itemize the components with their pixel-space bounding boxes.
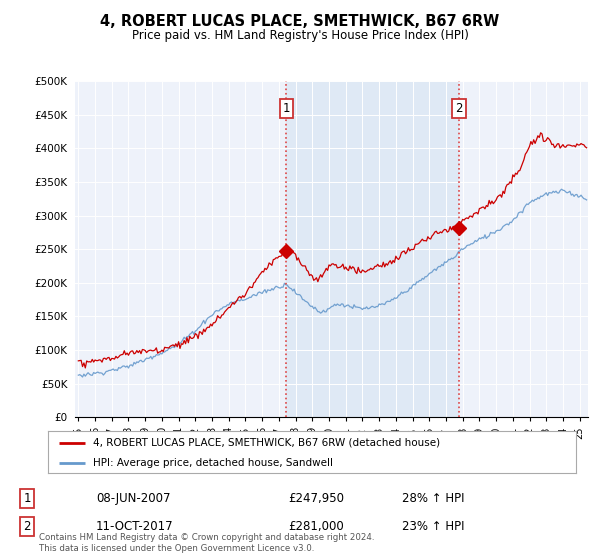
- Text: 28% ↑ HPI: 28% ↑ HPI: [402, 492, 464, 505]
- Text: 23% ↑ HPI: 23% ↑ HPI: [402, 520, 464, 533]
- Bar: [286, 81, 459, 417]
- Text: 08-JUN-2007: 08-JUN-2007: [96, 492, 170, 505]
- Text: £247,950: £247,950: [288, 492, 344, 505]
- Text: Price paid vs. HM Land Registry's House Price Index (HPI): Price paid vs. HM Land Registry's House …: [131, 29, 469, 42]
- Text: 1: 1: [283, 101, 290, 115]
- Text: 2: 2: [23, 520, 31, 533]
- Text: 4, ROBERT LUCAS PLACE, SMETHWICK, B67 6RW (detached house): 4, ROBERT LUCAS PLACE, SMETHWICK, B67 6R…: [93, 438, 440, 448]
- Text: 1: 1: [23, 492, 31, 505]
- Text: 11-OCT-2017: 11-OCT-2017: [96, 520, 173, 533]
- Text: 2: 2: [455, 101, 463, 115]
- Text: £281,000: £281,000: [288, 520, 344, 533]
- Text: 4, ROBERT LUCAS PLACE, SMETHWICK, B67 6RW: 4, ROBERT LUCAS PLACE, SMETHWICK, B67 6R…: [100, 14, 500, 29]
- Text: Contains HM Land Registry data © Crown copyright and database right 2024.
This d: Contains HM Land Registry data © Crown c…: [39, 533, 374, 553]
- Text: HPI: Average price, detached house, Sandwell: HPI: Average price, detached house, Sand…: [93, 458, 333, 468]
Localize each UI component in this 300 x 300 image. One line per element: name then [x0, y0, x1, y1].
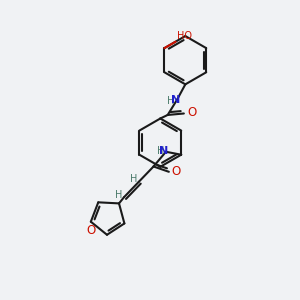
Text: O: O — [87, 224, 96, 237]
Text: O: O — [172, 165, 181, 178]
Text: HO: HO — [177, 31, 192, 41]
Text: O: O — [188, 106, 197, 119]
Text: N: N — [159, 146, 168, 156]
Text: H: H — [116, 190, 123, 200]
Text: H: H — [157, 146, 164, 156]
Text: H: H — [130, 174, 137, 184]
Text: H: H — [167, 95, 174, 106]
Text: N: N — [171, 94, 180, 105]
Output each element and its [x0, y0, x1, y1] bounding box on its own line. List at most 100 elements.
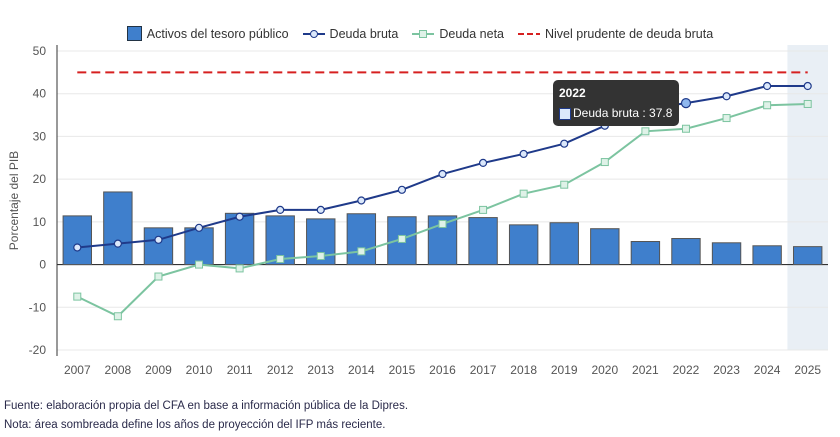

════════

## [What to produce]
Please copy out the stretch of records from the line containing "Localize each UI" through the end of the records, requests included, and adjust every bounding-box coordinate in the answers by adding -29. Leave the pictures out.

## [Solution to the problem]
Localize each UI component in this 300 x 300 image. One line per element: name then [x0, y0, x1, y1].
Text: O: O — [58, 195, 67, 208]
Text: O: O — [143, 136, 152, 149]
Text: HO: HO — [148, 2, 163, 12]
Text: O: O — [159, 77, 168, 90]
Text: N: N — [130, 117, 139, 127]
Text: H: H — [87, 161, 94, 171]
Text: H: H — [128, 117, 135, 127]
Text: H: H — [101, 145, 108, 155]
Text: H: H — [138, 66, 145, 77]
Text: N: N — [142, 65, 151, 76]
Output each element and its [x0, y0, x1, y1] bounding box on its own line. List at most 100 elements.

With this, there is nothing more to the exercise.